▶ WHAT TO PRODUCE:
Find how many lines hold the word "screenshot". Give only the number.

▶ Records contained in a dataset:
*-*-*

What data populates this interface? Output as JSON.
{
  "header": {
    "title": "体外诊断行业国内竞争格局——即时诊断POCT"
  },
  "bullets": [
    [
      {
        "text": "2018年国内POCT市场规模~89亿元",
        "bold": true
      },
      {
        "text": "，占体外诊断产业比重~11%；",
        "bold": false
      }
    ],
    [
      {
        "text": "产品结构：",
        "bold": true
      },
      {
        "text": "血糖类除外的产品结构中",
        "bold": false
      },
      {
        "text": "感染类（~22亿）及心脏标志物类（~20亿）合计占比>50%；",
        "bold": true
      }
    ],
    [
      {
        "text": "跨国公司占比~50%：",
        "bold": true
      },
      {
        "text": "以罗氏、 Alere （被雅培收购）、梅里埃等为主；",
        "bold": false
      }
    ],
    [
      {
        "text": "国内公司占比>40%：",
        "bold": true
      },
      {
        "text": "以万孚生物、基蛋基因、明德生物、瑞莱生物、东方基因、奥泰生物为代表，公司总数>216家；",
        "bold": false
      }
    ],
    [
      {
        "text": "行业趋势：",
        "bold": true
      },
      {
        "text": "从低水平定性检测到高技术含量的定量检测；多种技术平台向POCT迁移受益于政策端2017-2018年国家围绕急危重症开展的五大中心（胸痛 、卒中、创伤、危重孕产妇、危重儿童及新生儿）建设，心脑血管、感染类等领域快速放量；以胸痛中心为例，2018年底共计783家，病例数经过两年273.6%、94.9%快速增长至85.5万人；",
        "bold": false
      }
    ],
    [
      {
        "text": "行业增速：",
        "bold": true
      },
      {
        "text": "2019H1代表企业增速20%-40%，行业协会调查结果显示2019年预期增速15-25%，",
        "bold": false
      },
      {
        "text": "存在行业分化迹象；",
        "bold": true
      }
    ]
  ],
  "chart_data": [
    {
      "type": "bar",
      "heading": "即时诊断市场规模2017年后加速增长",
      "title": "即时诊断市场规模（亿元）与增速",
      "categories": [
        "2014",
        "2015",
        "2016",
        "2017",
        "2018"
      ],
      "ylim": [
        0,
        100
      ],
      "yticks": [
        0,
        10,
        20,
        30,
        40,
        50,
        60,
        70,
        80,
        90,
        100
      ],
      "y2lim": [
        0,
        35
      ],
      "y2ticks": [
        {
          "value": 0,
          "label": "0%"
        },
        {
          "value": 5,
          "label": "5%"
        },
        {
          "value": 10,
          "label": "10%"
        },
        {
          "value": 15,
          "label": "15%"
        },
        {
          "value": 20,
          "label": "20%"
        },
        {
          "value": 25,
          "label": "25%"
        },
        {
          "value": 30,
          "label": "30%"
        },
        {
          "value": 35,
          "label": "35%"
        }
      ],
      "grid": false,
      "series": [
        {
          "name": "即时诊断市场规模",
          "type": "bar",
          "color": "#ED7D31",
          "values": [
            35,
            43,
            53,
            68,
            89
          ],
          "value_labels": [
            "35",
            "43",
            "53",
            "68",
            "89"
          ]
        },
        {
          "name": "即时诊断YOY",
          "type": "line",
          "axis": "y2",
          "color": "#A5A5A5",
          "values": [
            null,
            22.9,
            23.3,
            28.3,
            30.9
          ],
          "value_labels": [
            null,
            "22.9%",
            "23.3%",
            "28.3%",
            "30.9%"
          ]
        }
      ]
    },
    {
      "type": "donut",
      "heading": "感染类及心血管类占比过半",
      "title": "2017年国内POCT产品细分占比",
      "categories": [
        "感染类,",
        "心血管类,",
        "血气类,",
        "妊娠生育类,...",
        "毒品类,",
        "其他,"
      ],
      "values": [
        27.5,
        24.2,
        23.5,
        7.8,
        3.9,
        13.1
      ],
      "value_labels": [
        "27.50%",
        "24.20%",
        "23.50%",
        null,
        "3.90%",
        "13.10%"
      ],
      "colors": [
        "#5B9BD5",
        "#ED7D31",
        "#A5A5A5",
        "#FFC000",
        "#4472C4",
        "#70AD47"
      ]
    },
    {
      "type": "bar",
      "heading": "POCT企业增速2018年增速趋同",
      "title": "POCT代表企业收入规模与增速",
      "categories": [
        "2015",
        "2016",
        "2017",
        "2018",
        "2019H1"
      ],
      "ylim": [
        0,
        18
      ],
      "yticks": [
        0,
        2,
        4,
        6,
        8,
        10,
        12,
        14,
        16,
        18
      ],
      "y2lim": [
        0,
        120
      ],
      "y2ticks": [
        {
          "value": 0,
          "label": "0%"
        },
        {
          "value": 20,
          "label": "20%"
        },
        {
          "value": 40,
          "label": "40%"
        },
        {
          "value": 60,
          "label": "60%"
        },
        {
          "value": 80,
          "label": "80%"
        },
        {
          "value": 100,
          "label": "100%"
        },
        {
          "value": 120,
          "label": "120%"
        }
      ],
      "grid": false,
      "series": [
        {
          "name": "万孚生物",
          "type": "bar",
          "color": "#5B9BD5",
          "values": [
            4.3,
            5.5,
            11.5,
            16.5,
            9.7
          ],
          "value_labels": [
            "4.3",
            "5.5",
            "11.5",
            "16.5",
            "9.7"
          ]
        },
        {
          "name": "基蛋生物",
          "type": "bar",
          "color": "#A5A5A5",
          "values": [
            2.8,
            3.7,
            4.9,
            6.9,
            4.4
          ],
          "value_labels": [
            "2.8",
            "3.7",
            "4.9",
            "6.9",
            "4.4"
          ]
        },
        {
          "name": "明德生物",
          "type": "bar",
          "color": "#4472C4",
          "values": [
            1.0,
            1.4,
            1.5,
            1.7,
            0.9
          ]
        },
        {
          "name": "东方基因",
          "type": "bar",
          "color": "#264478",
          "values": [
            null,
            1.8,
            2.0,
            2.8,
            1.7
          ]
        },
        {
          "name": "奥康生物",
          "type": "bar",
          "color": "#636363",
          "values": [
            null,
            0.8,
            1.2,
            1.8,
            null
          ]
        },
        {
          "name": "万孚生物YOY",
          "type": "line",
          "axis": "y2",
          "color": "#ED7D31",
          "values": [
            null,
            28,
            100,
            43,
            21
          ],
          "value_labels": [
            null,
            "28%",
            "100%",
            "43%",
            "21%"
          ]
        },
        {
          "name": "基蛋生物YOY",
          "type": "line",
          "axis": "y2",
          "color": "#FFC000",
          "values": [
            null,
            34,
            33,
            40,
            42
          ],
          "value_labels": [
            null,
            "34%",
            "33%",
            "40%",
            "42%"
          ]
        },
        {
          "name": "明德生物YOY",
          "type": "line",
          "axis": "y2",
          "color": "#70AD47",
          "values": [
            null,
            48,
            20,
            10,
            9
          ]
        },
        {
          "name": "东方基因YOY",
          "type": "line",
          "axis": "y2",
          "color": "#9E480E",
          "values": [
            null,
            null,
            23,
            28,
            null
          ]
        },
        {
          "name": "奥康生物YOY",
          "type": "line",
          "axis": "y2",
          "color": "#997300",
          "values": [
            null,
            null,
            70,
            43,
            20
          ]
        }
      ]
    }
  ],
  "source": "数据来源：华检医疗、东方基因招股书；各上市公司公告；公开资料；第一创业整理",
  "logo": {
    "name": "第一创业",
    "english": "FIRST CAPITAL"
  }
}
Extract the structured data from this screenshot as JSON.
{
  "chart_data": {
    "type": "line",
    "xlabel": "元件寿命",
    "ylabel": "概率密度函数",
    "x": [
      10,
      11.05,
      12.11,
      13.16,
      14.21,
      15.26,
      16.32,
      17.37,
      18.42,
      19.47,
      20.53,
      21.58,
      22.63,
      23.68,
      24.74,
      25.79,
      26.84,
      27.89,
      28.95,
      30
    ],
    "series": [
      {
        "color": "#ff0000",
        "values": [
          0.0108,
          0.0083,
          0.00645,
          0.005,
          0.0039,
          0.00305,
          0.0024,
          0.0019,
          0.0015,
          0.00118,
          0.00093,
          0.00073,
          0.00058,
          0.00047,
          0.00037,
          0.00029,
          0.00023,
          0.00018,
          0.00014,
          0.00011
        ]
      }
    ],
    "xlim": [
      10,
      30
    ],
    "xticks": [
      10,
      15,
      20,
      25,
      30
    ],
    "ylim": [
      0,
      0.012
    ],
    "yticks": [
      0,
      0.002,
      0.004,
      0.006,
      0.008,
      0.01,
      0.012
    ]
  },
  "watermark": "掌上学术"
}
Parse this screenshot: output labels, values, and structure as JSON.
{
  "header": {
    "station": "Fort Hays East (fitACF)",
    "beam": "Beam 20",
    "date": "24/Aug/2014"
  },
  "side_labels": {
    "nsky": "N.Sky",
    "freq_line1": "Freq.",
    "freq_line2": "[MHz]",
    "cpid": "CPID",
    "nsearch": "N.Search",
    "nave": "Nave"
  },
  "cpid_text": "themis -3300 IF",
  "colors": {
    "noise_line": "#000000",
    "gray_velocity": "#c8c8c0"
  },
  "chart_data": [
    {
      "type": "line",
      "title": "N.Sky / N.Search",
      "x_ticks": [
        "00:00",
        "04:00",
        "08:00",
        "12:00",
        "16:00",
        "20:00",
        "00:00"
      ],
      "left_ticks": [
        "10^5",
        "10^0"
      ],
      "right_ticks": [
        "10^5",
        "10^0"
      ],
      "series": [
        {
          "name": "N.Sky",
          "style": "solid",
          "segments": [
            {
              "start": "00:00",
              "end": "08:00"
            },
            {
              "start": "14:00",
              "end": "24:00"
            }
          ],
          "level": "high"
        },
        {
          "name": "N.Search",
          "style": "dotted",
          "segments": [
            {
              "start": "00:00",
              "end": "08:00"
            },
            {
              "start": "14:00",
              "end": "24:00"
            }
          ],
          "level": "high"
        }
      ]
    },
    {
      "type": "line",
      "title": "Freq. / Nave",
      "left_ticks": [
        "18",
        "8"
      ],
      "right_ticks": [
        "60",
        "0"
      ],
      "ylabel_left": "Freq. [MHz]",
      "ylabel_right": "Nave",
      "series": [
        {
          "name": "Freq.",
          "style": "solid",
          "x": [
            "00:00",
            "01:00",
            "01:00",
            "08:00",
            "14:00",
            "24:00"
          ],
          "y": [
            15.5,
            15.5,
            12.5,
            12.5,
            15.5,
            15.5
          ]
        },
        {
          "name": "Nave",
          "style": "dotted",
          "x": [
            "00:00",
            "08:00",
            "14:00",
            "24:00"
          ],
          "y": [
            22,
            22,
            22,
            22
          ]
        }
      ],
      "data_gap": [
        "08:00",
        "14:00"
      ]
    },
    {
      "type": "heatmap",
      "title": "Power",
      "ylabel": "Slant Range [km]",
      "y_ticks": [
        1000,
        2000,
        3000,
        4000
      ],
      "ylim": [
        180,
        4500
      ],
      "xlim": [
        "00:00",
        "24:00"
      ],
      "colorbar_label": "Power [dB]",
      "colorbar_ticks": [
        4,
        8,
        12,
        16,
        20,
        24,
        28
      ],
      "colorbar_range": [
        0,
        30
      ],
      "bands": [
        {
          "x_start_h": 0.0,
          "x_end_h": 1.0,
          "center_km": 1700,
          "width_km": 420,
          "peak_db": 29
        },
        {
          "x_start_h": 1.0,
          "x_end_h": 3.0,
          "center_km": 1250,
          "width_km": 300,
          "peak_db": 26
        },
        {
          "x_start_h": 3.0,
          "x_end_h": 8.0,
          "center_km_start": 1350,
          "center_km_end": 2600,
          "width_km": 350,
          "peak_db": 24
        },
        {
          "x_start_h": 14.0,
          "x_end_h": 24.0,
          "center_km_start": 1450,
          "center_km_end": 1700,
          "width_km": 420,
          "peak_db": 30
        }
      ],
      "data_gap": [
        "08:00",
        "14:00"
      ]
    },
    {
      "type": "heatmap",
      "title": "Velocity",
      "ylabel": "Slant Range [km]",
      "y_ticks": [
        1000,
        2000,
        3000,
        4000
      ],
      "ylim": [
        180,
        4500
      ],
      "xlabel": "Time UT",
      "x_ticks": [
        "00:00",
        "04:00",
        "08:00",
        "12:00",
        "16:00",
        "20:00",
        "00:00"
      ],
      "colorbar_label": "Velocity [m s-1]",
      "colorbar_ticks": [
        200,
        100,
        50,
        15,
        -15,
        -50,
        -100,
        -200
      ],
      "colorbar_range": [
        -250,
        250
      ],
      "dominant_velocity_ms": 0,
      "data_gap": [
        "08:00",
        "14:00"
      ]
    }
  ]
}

*-*-*

▶ EXERCISE SOLUTION:
2